> [Given task]: Locate the line containing "Output a JSON object describing the content" in the data below. Reproduce it and every following line up to the end, exactly as given.

> [Listing]:

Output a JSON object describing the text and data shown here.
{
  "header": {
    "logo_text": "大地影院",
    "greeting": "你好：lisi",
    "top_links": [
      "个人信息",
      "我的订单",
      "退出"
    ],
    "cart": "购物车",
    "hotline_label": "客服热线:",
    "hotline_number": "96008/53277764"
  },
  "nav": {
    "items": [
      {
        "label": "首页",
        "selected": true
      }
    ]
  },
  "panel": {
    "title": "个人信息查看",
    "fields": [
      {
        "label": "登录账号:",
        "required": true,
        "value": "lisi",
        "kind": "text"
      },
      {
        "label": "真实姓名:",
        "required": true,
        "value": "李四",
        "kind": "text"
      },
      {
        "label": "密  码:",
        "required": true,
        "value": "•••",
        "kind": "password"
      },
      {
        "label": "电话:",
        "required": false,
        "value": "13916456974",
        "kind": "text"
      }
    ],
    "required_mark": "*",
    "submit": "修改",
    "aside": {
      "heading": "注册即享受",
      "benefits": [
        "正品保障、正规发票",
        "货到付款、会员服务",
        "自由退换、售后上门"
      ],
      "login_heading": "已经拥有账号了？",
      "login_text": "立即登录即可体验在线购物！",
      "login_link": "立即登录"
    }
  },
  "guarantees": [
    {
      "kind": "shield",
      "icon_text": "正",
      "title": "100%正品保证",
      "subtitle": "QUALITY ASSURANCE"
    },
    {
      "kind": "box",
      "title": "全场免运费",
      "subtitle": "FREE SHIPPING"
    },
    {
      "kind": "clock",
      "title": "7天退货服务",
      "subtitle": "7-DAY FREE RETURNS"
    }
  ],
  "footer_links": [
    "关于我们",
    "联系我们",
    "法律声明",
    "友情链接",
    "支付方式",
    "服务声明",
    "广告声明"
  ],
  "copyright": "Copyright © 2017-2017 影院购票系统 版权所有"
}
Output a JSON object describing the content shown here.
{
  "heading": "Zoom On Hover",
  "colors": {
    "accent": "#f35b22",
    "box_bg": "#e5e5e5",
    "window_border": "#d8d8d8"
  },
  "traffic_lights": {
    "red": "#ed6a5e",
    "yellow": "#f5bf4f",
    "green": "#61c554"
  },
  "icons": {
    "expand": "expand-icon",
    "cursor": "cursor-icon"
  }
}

> [The completed task]:
Output a JSON object describing the content shown here.
{
  "heading": "Zoom On Hover",
  "colors": {
    "accent": "#f35b22",
    "box_bg": "#e5e5e5",
    "window_border": "#d8d8d8"
  },
  "traffic_lights": {
    "red": "#ed6a5e",
    "yellow": "#f5bf4f",
    "green": "#61c554"
  },
  "icons": {
    "expand": "expand-icon",
    "cursor": "cursor-icon"
  }
}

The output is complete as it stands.